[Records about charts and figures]
START
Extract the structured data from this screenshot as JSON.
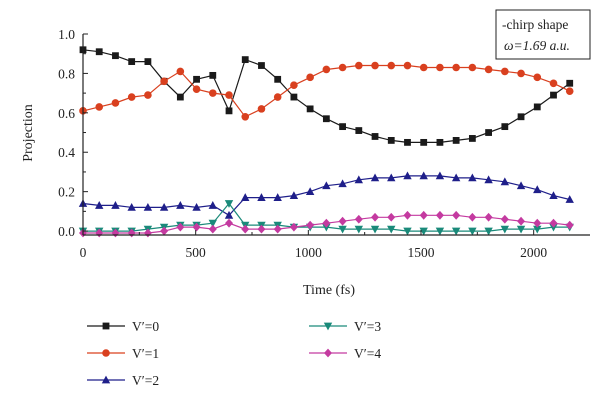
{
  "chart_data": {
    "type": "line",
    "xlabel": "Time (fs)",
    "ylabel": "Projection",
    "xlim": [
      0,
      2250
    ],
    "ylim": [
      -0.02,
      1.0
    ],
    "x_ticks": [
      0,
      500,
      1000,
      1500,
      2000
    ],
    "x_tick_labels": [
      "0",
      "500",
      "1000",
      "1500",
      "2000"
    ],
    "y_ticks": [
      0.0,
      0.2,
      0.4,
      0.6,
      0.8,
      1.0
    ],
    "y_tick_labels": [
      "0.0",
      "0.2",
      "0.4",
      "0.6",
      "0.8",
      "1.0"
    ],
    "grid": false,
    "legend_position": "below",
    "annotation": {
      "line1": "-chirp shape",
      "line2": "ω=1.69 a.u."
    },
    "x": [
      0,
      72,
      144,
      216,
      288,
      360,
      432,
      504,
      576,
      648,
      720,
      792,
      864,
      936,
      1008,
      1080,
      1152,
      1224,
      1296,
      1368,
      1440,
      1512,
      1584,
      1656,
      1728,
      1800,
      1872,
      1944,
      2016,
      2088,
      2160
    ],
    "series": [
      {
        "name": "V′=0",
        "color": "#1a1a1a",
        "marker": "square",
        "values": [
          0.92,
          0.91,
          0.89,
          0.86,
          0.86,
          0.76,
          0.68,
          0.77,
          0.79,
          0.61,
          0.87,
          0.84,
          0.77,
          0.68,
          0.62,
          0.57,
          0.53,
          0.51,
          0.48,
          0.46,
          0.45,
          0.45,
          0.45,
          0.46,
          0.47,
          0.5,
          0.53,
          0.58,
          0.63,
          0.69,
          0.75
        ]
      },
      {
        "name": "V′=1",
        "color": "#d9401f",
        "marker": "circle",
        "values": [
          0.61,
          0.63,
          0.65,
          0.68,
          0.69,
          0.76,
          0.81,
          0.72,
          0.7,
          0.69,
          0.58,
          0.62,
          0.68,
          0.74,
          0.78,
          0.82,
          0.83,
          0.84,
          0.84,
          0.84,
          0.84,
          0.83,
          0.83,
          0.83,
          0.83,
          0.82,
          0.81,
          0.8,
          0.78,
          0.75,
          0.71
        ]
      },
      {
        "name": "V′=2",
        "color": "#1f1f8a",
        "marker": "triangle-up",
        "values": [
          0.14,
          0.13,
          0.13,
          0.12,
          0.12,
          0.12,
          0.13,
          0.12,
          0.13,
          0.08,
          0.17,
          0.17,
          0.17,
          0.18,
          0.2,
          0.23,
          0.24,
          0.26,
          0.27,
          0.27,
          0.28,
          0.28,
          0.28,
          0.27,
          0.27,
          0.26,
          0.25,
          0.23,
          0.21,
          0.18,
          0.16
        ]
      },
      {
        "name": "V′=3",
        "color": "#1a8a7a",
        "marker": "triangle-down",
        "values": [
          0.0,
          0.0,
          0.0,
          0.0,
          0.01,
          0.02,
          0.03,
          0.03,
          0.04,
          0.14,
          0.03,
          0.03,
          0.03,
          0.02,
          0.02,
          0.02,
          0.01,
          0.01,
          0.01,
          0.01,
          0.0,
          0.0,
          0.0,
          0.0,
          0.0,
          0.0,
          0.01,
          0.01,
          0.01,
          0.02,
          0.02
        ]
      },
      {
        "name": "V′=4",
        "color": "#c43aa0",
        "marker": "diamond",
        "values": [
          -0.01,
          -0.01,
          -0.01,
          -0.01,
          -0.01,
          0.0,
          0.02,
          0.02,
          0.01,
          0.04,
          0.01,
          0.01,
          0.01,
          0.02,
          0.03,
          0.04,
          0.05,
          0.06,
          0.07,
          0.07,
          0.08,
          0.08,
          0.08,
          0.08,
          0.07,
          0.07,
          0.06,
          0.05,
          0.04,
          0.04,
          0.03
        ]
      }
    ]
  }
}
END
START
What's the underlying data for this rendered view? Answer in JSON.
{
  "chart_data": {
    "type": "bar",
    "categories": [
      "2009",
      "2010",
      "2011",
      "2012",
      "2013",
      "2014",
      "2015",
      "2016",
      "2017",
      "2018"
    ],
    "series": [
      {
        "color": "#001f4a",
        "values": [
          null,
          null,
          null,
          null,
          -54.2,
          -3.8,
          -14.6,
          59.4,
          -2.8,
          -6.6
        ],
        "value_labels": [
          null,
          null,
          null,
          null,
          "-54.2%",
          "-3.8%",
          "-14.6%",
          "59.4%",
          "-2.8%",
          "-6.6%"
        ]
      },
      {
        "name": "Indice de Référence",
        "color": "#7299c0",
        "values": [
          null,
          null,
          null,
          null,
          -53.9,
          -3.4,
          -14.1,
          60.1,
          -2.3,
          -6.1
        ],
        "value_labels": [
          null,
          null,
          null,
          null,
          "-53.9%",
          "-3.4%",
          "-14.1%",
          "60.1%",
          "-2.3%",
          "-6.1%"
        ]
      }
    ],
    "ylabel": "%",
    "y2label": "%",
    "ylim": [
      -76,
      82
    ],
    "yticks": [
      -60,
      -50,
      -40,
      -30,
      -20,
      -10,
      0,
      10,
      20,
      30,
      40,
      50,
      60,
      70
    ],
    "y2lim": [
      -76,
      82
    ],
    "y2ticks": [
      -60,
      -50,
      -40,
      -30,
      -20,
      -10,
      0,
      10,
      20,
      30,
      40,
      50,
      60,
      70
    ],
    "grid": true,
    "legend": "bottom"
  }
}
END
- **Directions for this task**: Reproduce each line of the entries in which the word "marker" is found.

- **Task solution**:
        "marker": "square",
        "marker": "circle",
        "marker": "triangle-up",
        "marker": "triangle-down",
        "marker": "diamond",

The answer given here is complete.